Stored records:
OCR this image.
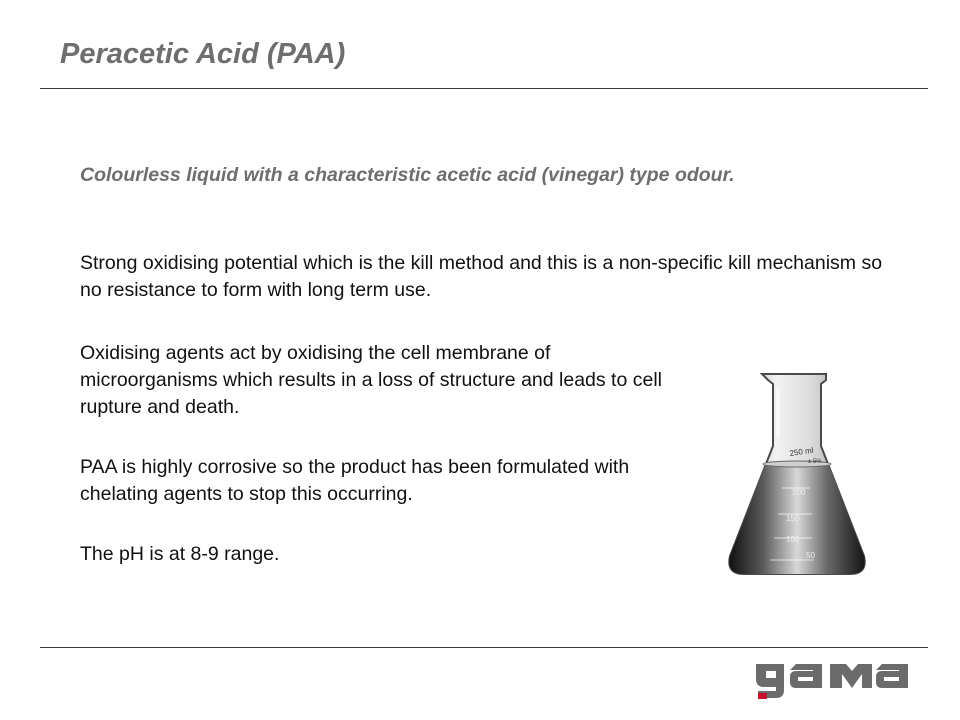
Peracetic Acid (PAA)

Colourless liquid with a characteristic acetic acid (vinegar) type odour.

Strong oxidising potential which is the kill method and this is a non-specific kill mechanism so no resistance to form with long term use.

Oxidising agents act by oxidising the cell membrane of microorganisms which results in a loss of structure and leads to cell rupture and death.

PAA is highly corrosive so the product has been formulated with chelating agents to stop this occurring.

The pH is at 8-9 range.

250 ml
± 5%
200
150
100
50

---

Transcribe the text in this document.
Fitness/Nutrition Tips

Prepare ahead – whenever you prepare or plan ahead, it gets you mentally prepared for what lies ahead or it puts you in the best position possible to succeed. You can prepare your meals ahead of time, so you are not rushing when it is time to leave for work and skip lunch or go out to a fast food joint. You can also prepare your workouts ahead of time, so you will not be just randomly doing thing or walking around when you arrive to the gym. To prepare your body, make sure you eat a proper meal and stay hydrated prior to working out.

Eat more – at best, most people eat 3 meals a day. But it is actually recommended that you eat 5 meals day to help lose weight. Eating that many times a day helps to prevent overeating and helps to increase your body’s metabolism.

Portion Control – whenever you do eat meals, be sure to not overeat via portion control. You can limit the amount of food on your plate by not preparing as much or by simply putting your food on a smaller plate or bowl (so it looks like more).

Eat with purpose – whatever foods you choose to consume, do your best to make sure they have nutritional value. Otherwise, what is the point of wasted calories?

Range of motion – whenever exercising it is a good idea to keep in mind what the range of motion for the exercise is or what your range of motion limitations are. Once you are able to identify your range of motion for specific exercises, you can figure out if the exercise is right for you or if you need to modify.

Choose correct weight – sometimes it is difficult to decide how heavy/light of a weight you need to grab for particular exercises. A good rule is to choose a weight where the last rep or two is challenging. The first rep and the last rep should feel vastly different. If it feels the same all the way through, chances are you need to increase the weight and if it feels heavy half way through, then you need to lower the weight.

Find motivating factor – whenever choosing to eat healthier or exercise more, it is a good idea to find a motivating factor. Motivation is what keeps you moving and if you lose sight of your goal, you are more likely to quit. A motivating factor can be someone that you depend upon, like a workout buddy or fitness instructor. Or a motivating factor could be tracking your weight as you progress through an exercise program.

→ **EXERCISE INSTRUCTIONS**:
Extract every line containing the string "which" from the material.

→ **SOLUTION FOR THIS TASK**:
Strong oxidising potential which is the kill method and this is a non-specific kill mechanism so no resistance to form with long term use.
Oxidising agents act by oxidising the cell membrane of microorganisms which results in a loss of structure and leads to cell rupture and death.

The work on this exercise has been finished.